Stated exercise
How many lines hold the string "JSON"? Reply with the number alone.

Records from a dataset

────────────────────────────────────────

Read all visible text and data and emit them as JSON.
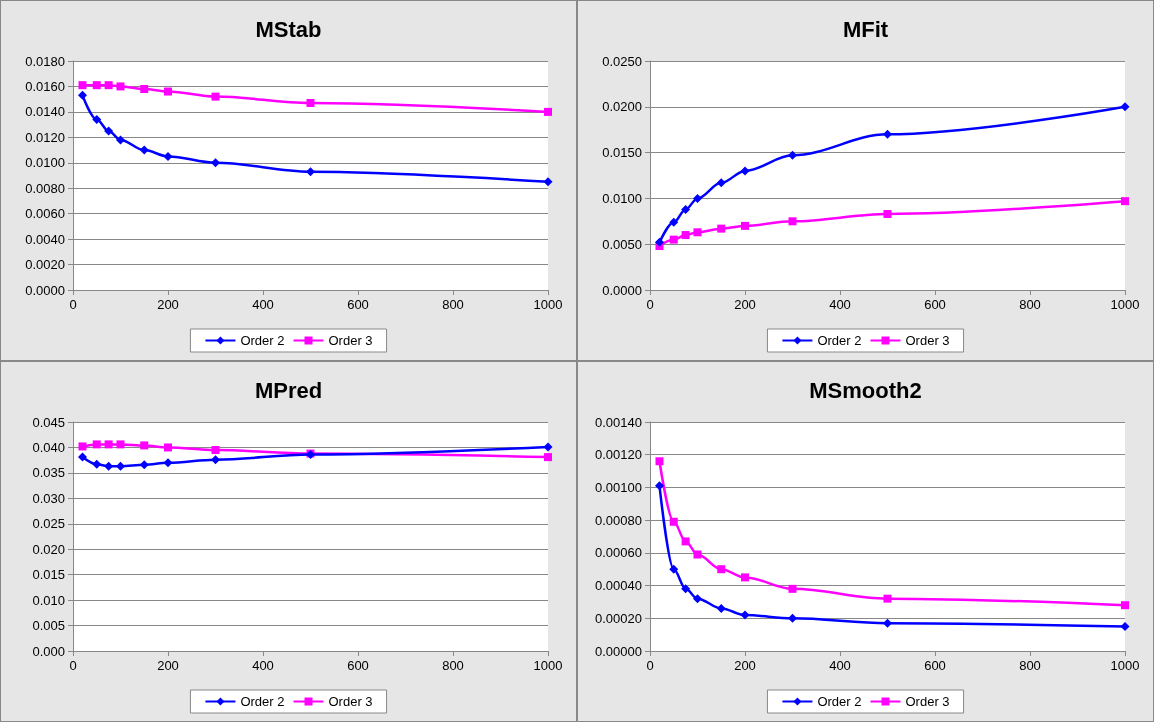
{
  "chart_data": [
    {
      "type": "line",
      "title": "MStab",
      "x": [
        20,
        50,
        75,
        100,
        150,
        200,
        300,
        500,
        1000
      ],
      "xlim": [
        0,
        1000
      ],
      "xticks": [
        0,
        200,
        400,
        600,
        800,
        1000
      ],
      "ylim": [
        0,
        0.018
      ],
      "yticks": [
        {
          "value": 0,
          "label": "0.0000"
        },
        {
          "value": 0.002,
          "label": "0.0020"
        },
        {
          "value": 0.004,
          "label": "0.0040"
        },
        {
          "value": 0.006,
          "label": "0.0060"
        },
        {
          "value": 0.008,
          "label": "0.0080"
        },
        {
          "value": 0.01,
          "label": "0.0100"
        },
        {
          "value": 0.012,
          "label": "0.0120"
        },
        {
          "value": 0.014,
          "label": "0.0140"
        },
        {
          "value": 0.016,
          "label": "0.0160"
        },
        {
          "value": 0.018,
          "label": "0.0180"
        }
      ],
      "grid": "y",
      "legend": "bottom",
      "series": [
        {
          "name": "Order 2",
          "color": "#0000ff",
          "marker": "diamond",
          "values": [
            0.0153,
            0.0134,
            0.0125,
            0.0118,
            0.011,
            0.0105,
            0.01,
            0.0093,
            0.0085
          ]
        },
        {
          "name": "Order 3",
          "color": "#ff00ff",
          "marker": "square",
          "values": [
            0.0161,
            0.0161,
            0.0161,
            0.016,
            0.0158,
            0.0156,
            0.0152,
            0.0147,
            0.014
          ]
        }
      ]
    },
    {
      "type": "line",
      "title": "MFit",
      "x": [
        20,
        50,
        75,
        100,
        150,
        200,
        300,
        500,
        1000
      ],
      "xlim": [
        0,
        1000
      ],
      "xticks": [
        0,
        200,
        400,
        600,
        800,
        1000
      ],
      "ylim": [
        0,
        0.025
      ],
      "yticks": [
        {
          "value": 0,
          "label": "0.0000"
        },
        {
          "value": 0.005,
          "label": "0.0050"
        },
        {
          "value": 0.01,
          "label": "0.0100"
        },
        {
          "value": 0.015,
          "label": "0.0150"
        },
        {
          "value": 0.02,
          "label": "0.0200"
        },
        {
          "value": 0.025,
          "label": "0.0250"
        }
      ],
      "grid": "y",
      "legend": "bottom",
      "series": [
        {
          "name": "Order 2",
          "color": "#0000ff",
          "marker": "diamond",
          "values": [
            0.0052,
            0.0074,
            0.0088,
            0.01,
            0.0117,
            0.013,
            0.0147,
            0.017,
            0.02
          ]
        },
        {
          "name": "Order 3",
          "color": "#ff00ff",
          "marker": "square",
          "values": [
            0.0048,
            0.0055,
            0.006,
            0.0063,
            0.0067,
            0.007,
            0.0075,
            0.0083,
            0.0097
          ]
        }
      ]
    },
    {
      "type": "line",
      "title": "MPred",
      "x": [
        20,
        50,
        75,
        100,
        150,
        200,
        300,
        500,
        1000
      ],
      "xlim": [
        0,
        1000
      ],
      "xticks": [
        0,
        200,
        400,
        600,
        800,
        1000
      ],
      "ylim": [
        0,
        0.045
      ],
      "yticks": [
        {
          "value": 0,
          "label": "0.000"
        },
        {
          "value": 0.005,
          "label": "0.005"
        },
        {
          "value": 0.01,
          "label": "0.010"
        },
        {
          "value": 0.015,
          "label": "0.015"
        },
        {
          "value": 0.02,
          "label": "0.020"
        },
        {
          "value": 0.025,
          "label": "0.025"
        },
        {
          "value": 0.03,
          "label": "0.030"
        },
        {
          "value": 0.035,
          "label": "0.035"
        },
        {
          "value": 0.04,
          "label": "0.040"
        },
        {
          "value": 0.045,
          "label": "0.045"
        }
      ],
      "grid": "y",
      "legend": "bottom",
      "series": [
        {
          "name": "Order 2",
          "color": "#0000ff",
          "marker": "diamond",
          "values": [
            0.0381,
            0.0367,
            0.0363,
            0.0363,
            0.0366,
            0.037,
            0.0376,
            0.0386,
            0.0401
          ]
        },
        {
          "name": "Order 3",
          "color": "#ff00ff",
          "marker": "square",
          "values": [
            0.0402,
            0.0406,
            0.0406,
            0.0406,
            0.0404,
            0.04,
            0.0395,
            0.0388,
            0.0381
          ]
        }
      ]
    },
    {
      "type": "line",
      "title": "MSmooth2",
      "x": [
        20,
        50,
        75,
        100,
        150,
        200,
        300,
        500,
        1000
      ],
      "xlim": [
        0,
        1000
      ],
      "xticks": [
        0,
        200,
        400,
        600,
        800,
        1000
      ],
      "ylim": [
        0,
        0.0014
      ],
      "yticks": [
        {
          "value": 0,
          "label": "0.00000"
        },
        {
          "value": 0.0002,
          "label": "0.00020"
        },
        {
          "value": 0.0004,
          "label": "0.00040"
        },
        {
          "value": 0.0006,
          "label": "0.00060"
        },
        {
          "value": 0.0008,
          "label": "0.00080"
        },
        {
          "value": 0.001,
          "label": "0.00100"
        },
        {
          "value": 0.0012,
          "label": "0.00120"
        },
        {
          "value": 0.0014,
          "label": "0.00140"
        }
      ],
      "grid": "y",
      "legend": "bottom",
      "series": [
        {
          "name": "Order 2",
          "color": "#0000ff",
          "marker": "diamond",
          "values": [
            0.00101,
            0.0005,
            0.00038,
            0.00032,
            0.00026,
            0.00022,
            0.0002,
            0.00017,
            0.00015
          ]
        },
        {
          "name": "Order 3",
          "color": "#ff00ff",
          "marker": "square",
          "values": [
            0.00116,
            0.00079,
            0.00067,
            0.00059,
            0.0005,
            0.00045,
            0.00038,
            0.00032,
            0.00028
          ]
        }
      ]
    }
  ]
}
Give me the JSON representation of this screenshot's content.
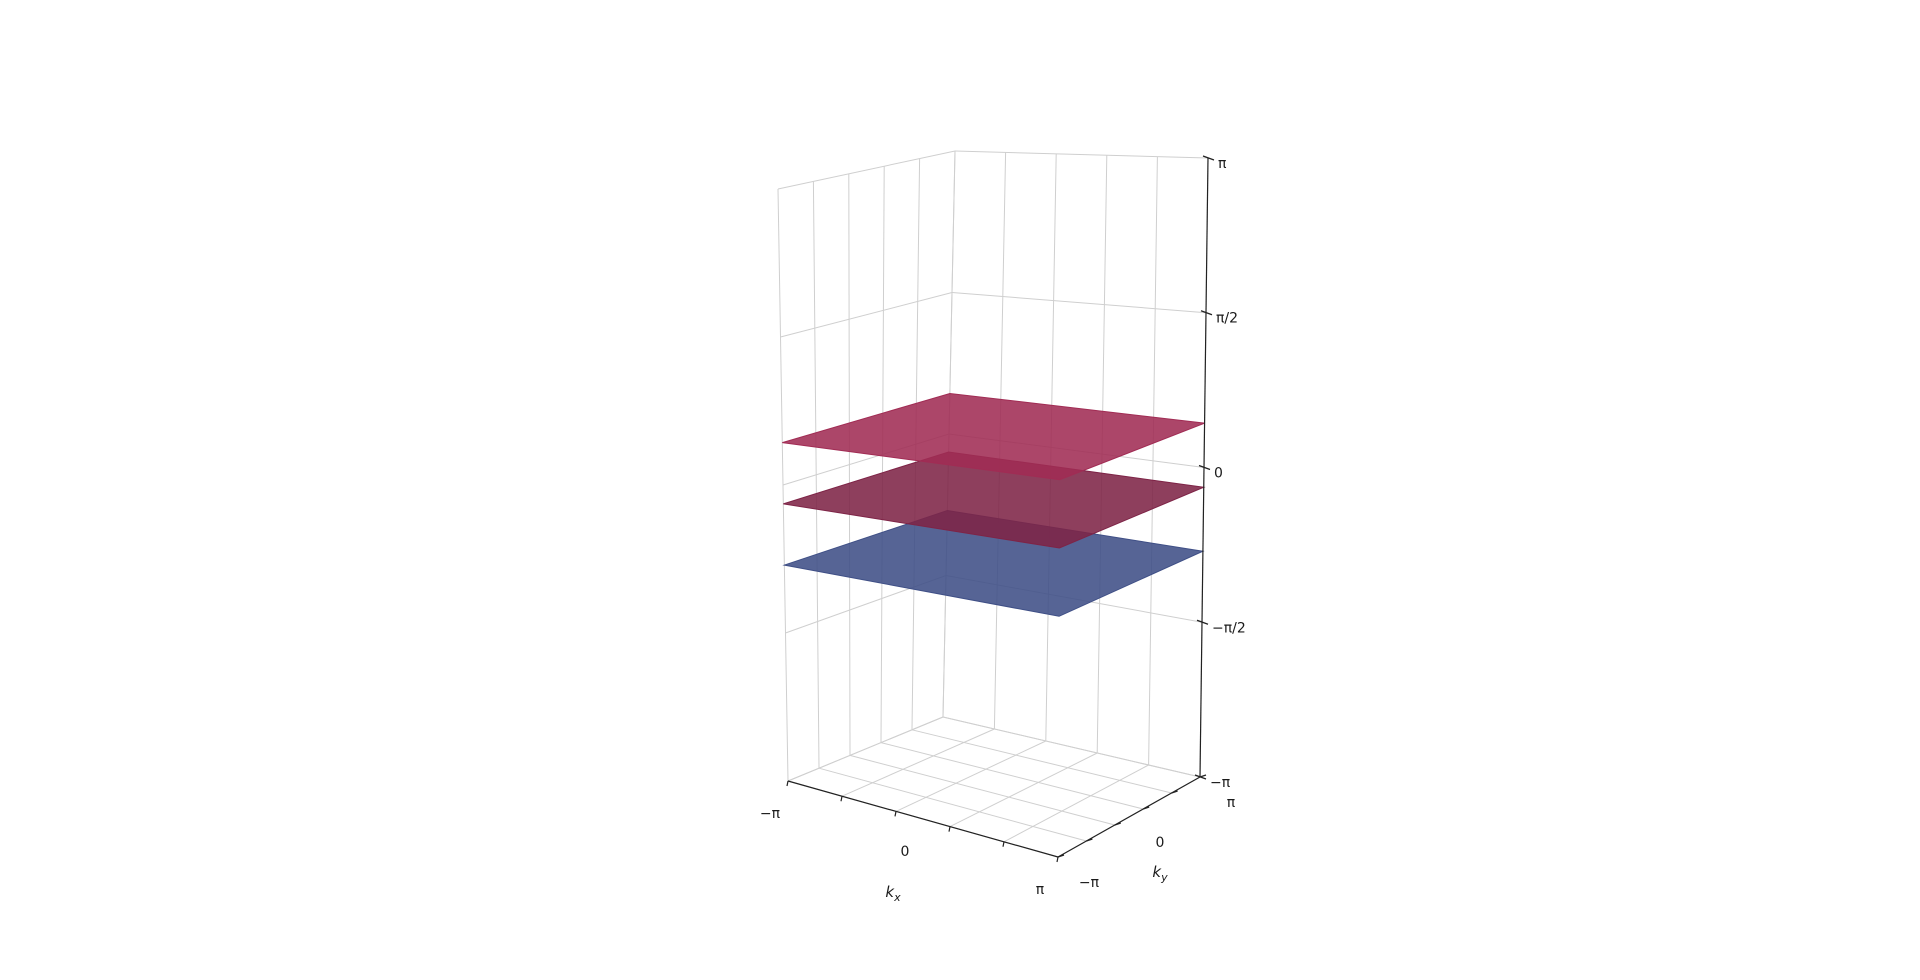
{
  "chart_data": {
    "type": "surface3d",
    "title": "",
    "xlabel": "k_x",
    "ylabel": "k_y",
    "zlabel": "",
    "xlim": [
      -3.14159,
      3.14159
    ],
    "ylim": [
      -3.14159,
      3.14159
    ],
    "zlim": [
      -3.14159,
      3.14159
    ],
    "x_ticks": [
      {
        "value": -3.14159,
        "label": "−π"
      },
      {
        "value": 0,
        "label": "0"
      },
      {
        "value": 3.14159,
        "label": "π"
      }
    ],
    "y_ticks": [
      {
        "value": -3.14159,
        "label": "−π"
      },
      {
        "value": 0,
        "label": "0"
      },
      {
        "value": 3.14159,
        "label": "π"
      }
    ],
    "z_ticks": [
      {
        "value": -3.14159,
        "label": "−π"
      },
      {
        "value": -1.5708,
        "label": "−π/2"
      },
      {
        "value": 0,
        "label": "0"
      },
      {
        "value": 1.5708,
        "label": "π/2"
      },
      {
        "value": 3.14159,
        "label": "π"
      }
    ],
    "grid": true,
    "series": [
      {
        "z": 0.45,
        "color": "#a12c54"
      },
      {
        "z": -0.2,
        "color": "#7e2447"
      },
      {
        "z": -0.85,
        "color": "#3f4f86"
      }
    ]
  }
}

────────────────────────────────────────

Solution for this exercise
2